[Data records]
====================
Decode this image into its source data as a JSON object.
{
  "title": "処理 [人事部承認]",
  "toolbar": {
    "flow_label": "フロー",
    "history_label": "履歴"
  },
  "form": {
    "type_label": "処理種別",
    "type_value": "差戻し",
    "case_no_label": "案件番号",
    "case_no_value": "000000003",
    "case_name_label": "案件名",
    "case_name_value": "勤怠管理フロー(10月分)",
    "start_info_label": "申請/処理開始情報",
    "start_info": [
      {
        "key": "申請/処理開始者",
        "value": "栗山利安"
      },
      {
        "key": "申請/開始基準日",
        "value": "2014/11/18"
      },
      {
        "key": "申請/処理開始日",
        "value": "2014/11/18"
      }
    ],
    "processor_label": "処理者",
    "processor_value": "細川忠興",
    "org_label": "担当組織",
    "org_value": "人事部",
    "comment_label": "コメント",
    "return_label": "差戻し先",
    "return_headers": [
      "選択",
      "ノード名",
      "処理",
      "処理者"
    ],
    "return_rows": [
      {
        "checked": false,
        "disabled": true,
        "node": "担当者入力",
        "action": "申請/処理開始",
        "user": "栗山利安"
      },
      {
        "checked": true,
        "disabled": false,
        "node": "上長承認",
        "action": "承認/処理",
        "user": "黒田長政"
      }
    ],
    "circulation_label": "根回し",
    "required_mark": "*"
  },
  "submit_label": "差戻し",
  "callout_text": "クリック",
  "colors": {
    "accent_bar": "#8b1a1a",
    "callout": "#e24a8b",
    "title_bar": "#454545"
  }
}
====================
* Stated task: Set all of the entries down again, exactly as they were given.

* Expected output:
Decode this image into its source data as a JSON object.
{
  "title": "処理 [人事部承認]",
  "toolbar": {
    "flow_label": "フロー",
    "history_label": "履歴"
  },
  "form": {
    "type_label": "処理種別",
    "type_value": "差戻し",
    "case_no_label": "案件番号",
    "case_no_value": "000000003",
    "case_name_label": "案件名",
    "case_name_value": "勤怠管理フロー(10月分)",
    "start_info_label": "申請/処理開始情報",
    "start_info": [
      {
        "key": "申請/処理開始者",
        "value": "栗山利安"
      },
      {
        "key": "申請/開始基準日",
        "value": "2014/11/18"
      },
      {
        "key": "申請/処理開始日",
        "value": "2014/11/18"
      }
    ],
    "processor_label": "処理者",
    "processor_value": "細川忠興",
    "org_label": "担当組織",
    "org_value": "人事部",
    "comment_label": "コメント",
    "return_label": "差戻し先",
    "return_headers": [
      "選択",
      "ノード名",
      "処理",
      "処理者"
    ],
    "return_rows": [
      {
        "checked": false,
        "disabled": true,
        "node": "担当者入力",
        "action": "申請/処理開始",
        "user": "栗山利安"
      },
      {
        "checked": true,
        "disabled": false,
        "node": "上長承認",
        "action": "承認/処理",
        "user": "黒田長政"
      }
    ],
    "circulation_label": "根回し",
    "required_mark": "*"
  },
  "submit_label": "差戻し",
  "callout_text": "クリック",
  "colors": {
    "accent_bar": "#8b1a1a",
    "callout": "#e24a8b",
    "title_bar": "#454545"
  }
}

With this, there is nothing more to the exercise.